AIM OF THE TASK: Extract each line of the records below that contains the word "Turkey".

(Dataset items)
* START *
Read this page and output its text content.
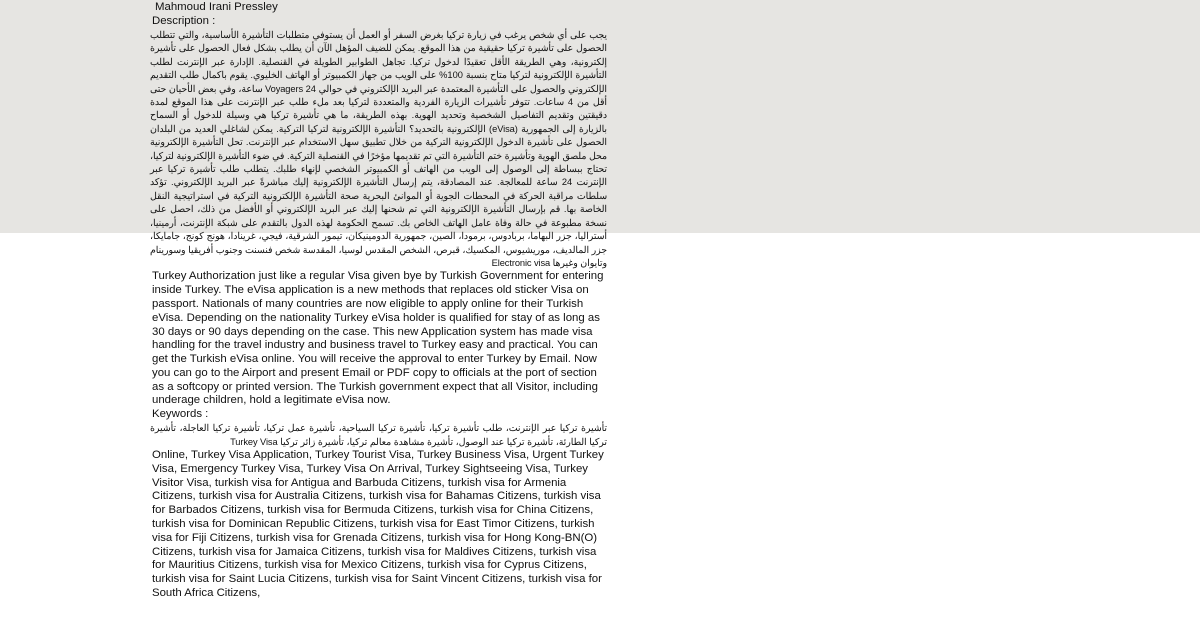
Mahmoud Irani Pressley
Description :
يجب على أي شخص يرغب في زيارة تركيا بغرض السفر أو العمل أن يستوفي متطلبات التأشيرة الأساسية، والتي تتطلب الحصول على تأشيرة تركيا حقيقية من هذا الموقع. يمكن للضيف المؤهل الآن أن يطلب بشكل فعال الحصول على تأشيرة إلكترونية، وهي الطريقة الأقل تعقيدًا لدخول تركيا. تجاهل الطوابير الطويلة في القنصلية. الإدارة عبر الإنترنت لطلب التأشيرة الإلكترونية لتركيا متاح بنسبة 100% على الويب من جهاز الكمبيوتر أو الهاتف الخليوي. يقوم باكمال طلب التقديم الإلكتروني والحصول على التأشيرة المعتمدة عبر البريد الإلكتروني في حوالي 24 Voyagers ساعة، وفي بعض الأحيان حتى أقل من 4 ساعات. تتوفر تأشيرات الزيارة الفردية والمتعددة لتركيا بعد ملء طلب عبر الإنترنت على هذا الموقع لمدة دقيقتين وتقديم التفاصيل الشخصية وتحديد الهوية. بهذه الطريقة، ما هي تأشيرة تركيا هي وسيلة للدخول أو السماح بالزيارة إلى الجمهورية (eVisa) الإلكترونية بالتحديد؟ التأشيرة الإلكترونية لتركيا التركية. يمكن لشاغلي العديد من البلدان الحصول على تأشيرة الدخول الإلكترونية التركية من خلال تطبيق سهل الاستخدام عبر الإنترنت. تحل التأشيرة الإلكترونية محل ملصق الهوية وتأشيرة ختم التأشيرة التي تم تقديمها مؤخرًا في القنصلية التركية. في ضوء التأشيرة الإلكترونية لتركيا، تحتاج ببساطة إلى الوصول إلى الويب من الهاتف أو الكمبيوتر الشخصي لإنهاء طلبك. يتطلب طلب تأشيرة تركيا عبر الإنترنت 24 ساعة للمعالجة. عند المصادقة، يتم إرسال التأشيرة الإلكترونية إليك مباشرةً عبر البريد الإلكتروني. تؤكد سلطات مراقبة الحركة في المحطات الجوية أو الموانئ البحرية صحة التأشيرة الإلكترونية التركية في استراتيجية النقل الخاصة بها. قم بإرسال التأشيرة الإلكترونية التي تم شحنها إليك عبر البريد الإلكتروني أو الأفضل من ذلك، احصل على نسخة مطبوعة في حالة وفاة عامل الهاتف الخاص بك. تسمح الحكومة لهذه الدول بالتقدم على شبكة الإنترنت، أرمينيا، أستراليا، جزر البهاما، بربادوس، برمودا، الصين، جمهورية الدومينيكان، تيمور الشرقية، فيجي، غرينادا، هونج كونج، جامايكا، جزر المالديف، موريشيوس، المكسيك، قبرص، الشخص المقدس لوسيا، المقدسة شخص فنسنت وجنوب أفريقيا وسورينام وتايوان وغيرها Electronic visa
Turkey Authorization just like a regular Visa given bye by Turkish Government for entering inside Turkey. The eVisa application is a new methods that replaces old sticker Visa on passport. Nationals of many countries are now eligible to apply online for their Turkish eVisa. Depending on the nationality Turkey eVisa holder is qualified for stay of as long as 30 days or 90 days depending on the case. This new Application system has made visa handling for the travel industry and business travel to Turkey easy and practical. You can get the Turkish eVisa online. You will receive the approval to enter Turkey by Email. Now you can go to the Airport and present Email or PDF copy to officials at the port of section as a softcopy or printed version. The Turkish government expect that all Visitor, including underage children, hold a legitimate eVisa now.
Keywords :
تأشيرة تركيا عبر الإنترنت، طلب تأشيرة تركيا، تأشيرة تركيا السياحية، تأشيرة عمل تركيا، تأشيرة تركيا العاجلة، تأشيرة تركيا الطارئة، تأشيرة تركيا عند الوصول، تأشيرة مشاهدة معالم تركيا، تأشيرة زائر تركيا Turkey Visa
Online, Turkey Visa Application, Turkey Tourist Visa, Turkey Business Visa, Urgent Turkey Visa, Emergency Turkey Visa, Turkey Visa On Arrival, Turkey Sightseeing Visa, Turkey Visitor Visa, turkish visa for Antigua and Barbuda Citizens, turkish visa for Armenia Citizens, turkish visa for Australia Citizens, turkish visa for Bahamas Citizens, turkish visa for Barbados Citizens, turkish visa for Bermuda Citizens, turkish visa for China Citizens, turkish visa for Dominican Republic Citizens, turkish visa for East Timor Citizens, turkish visa for Fiji Citizens, turkish visa for Grenada Citizens, turkish visa for Hong Kong-BN(O) Citizens, turkish visa for Jamaica Citizens, turkish visa for Maldives Citizens, turkish visa for Mauritius Citizens, turkish visa for Mexico Citizens, turkish visa for Cyprus Citizens, turkish visa for Saint Lucia Citizens, turkish visa for Saint Vincent Citizens, turkish visa for South Africa Citizens,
* END *
EXERCISE RESULT:
Turkey Authorization just like a regular Visa given bye by Turkish Government for entering inside Turkey. The eVisa application is a new methods that replaces old sticker Visa on passport. Nationals of many countries are now eligible to apply online for their Turkish eVisa. Depending on the nationality Turkey eVisa holder is qualified for stay of as long as 30 days or 90 days depending on the case. This new Application system has made visa handling for the travel industry and business travel to Turkey easy and practical. You can get the Turkish eVisa online. You will receive the approval to enter Turkey by Email. Now you can go to the Airport and present Email or PDF copy to officials at the port of section as a softcopy or printed version. The Turkish government expect that all Visitor, including underage children, hold a legitimate eVisa now.
تأشيرة تركيا عبر الإنترنت، طلب تأشيرة تركيا، تأشيرة تركيا السياحية، تأشيرة عمل تركيا، تأشيرة تركيا العاجلة، تأشيرة تركيا الطارئة، تأشيرة تركيا عند الوصول، تأشيرة مشاهدة معالم تركيا، تأشيرة زائر تركيا Turkey Visa
Online, Turkey Visa Application, Turkey Tourist Visa, Turkey Business Visa, Urgent Turkey Visa, Emergency Turkey Visa, Turkey Visa On Arrival, Turkey Sightseeing Visa, Turkey Visitor Visa, turkish visa for Antigua and Barbuda Citizens, turkish visa for Armenia Citizens, turkish visa for Australia Citizens, turkish visa for Bahamas Citizens, turkish visa for Barbados Citizens, turkish visa for Bermuda Citizens, turkish visa for China Citizens, turkish visa for Dominican Republic Citizens, turkish visa for East Timor Citizens, turkish visa for Fiji Citizens, turkish visa for Grenada Citizens, turkish visa for Hong Kong-BN(O) Citizens, turkish visa for Jamaica Citizens, turkish visa for Maldives Citizens, turkish visa for Mauritius Citizens, turkish visa for Mexico Citizens, turkish visa for Cyprus Citizens, turkish visa for Saint Lucia Citizens, turkish visa for Saint Vincent Citizens, turkish visa for South Africa Citizens,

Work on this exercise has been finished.